== Data shown ==

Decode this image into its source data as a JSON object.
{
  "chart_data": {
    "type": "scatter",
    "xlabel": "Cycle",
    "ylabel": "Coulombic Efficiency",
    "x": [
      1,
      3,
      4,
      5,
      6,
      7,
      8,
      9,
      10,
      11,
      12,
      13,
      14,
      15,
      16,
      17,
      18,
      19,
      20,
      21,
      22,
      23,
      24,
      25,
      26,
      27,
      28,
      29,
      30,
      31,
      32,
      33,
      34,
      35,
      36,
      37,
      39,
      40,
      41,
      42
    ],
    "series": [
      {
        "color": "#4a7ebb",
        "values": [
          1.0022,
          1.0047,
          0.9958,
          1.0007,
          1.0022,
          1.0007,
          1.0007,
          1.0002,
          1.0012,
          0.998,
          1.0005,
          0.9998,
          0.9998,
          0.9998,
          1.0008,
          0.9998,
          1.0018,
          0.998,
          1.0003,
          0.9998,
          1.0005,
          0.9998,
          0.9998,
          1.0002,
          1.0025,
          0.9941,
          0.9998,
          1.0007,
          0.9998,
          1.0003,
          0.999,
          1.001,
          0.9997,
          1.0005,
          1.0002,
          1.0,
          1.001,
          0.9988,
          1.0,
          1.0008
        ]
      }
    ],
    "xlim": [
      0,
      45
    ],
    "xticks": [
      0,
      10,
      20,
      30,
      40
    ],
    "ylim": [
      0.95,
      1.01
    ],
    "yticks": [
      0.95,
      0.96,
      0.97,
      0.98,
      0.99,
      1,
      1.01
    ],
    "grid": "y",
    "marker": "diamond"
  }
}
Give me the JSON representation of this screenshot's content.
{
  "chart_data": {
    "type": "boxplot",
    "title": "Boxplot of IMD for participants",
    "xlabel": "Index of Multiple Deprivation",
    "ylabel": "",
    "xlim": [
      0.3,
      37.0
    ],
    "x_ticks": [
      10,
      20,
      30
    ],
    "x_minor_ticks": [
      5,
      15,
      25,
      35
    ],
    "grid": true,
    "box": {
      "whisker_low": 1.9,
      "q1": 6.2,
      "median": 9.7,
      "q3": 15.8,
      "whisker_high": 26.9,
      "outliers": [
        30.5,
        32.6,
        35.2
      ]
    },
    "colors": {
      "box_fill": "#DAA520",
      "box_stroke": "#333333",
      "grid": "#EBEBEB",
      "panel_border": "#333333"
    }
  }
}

===

Retype the whole listing above exactly.

Exercise solution –
Decode this image into its source data as a JSON object.
{
  "chart_data": {
    "type": "scatter",
    "xlabel": "Cycle",
    "ylabel": "Coulombic Efficiency",
    "x": [
      1,
      3,
      4,
      5,
      6,
      7,
      8,
      9,
      10,
      11,
      12,
      13,
      14,
      15,
      16,
      17,
      18,
      19,
      20,
      21,
      22,
      23,
      24,
      25,
      26,
      27,
      28,
      29,
      30,
      31,
      32,
      33,
      34,
      35,
      36,
      37,
      39,
      40,
      41,
      42
    ],
    "series": [
      {
        "color": "#4a7ebb",
        "values": [
          1.0022,
          1.0047,
          0.9958,
          1.0007,
          1.0022,
          1.0007,
          1.0007,
          1.0002,
          1.0012,
          0.998,
          1.0005,
          0.9998,
          0.9998,
          0.9998,
          1.0008,
          0.9998,
          1.0018,
          0.998,
          1.0003,
          0.9998,
          1.0005,
          0.9998,
          0.9998,
          1.0002,
          1.0025,
          0.9941,
          0.9998,
          1.0007,
          0.9998,
          1.0003,
          0.999,
          1.001,
          0.9997,
          1.0005,
          1.0002,
          1.0,
          1.001,
          0.9988,
          1.0,
          1.0008
        ]
      }
    ],
    "xlim": [
      0,
      45
    ],
    "xticks": [
      0,
      10,
      20,
      30,
      40
    ],
    "ylim": [
      0.95,
      1.01
    ],
    "yticks": [
      0.95,
      0.96,
      0.97,
      0.98,
      0.99,
      1,
      1.01
    ],
    "grid": "y",
    "marker": "diamond"
  }
}
Give me the JSON representation of this screenshot's content.
{
  "chart_data": {
    "type": "boxplot",
    "title": "Boxplot of IMD for participants",
    "xlabel": "Index of Multiple Deprivation",
    "ylabel": "",
    "xlim": [
      0.3,
      37.0
    ],
    "x_ticks": [
      10,
      20,
      30
    ],
    "x_minor_ticks": [
      5,
      15,
      25,
      35
    ],
    "grid": true,
    "box": {
      "whisker_low": 1.9,
      "q1": 6.2,
      "median": 9.7,
      "q3": 15.8,
      "whisker_high": 26.9,
      "outliers": [
        30.5,
        32.6,
        35.2
      ]
    },
    "colors": {
      "box_fill": "#DAA520",
      "box_stroke": "#333333",
      "grid": "#EBEBEB",
      "panel_border": "#333333"
    }
  }
}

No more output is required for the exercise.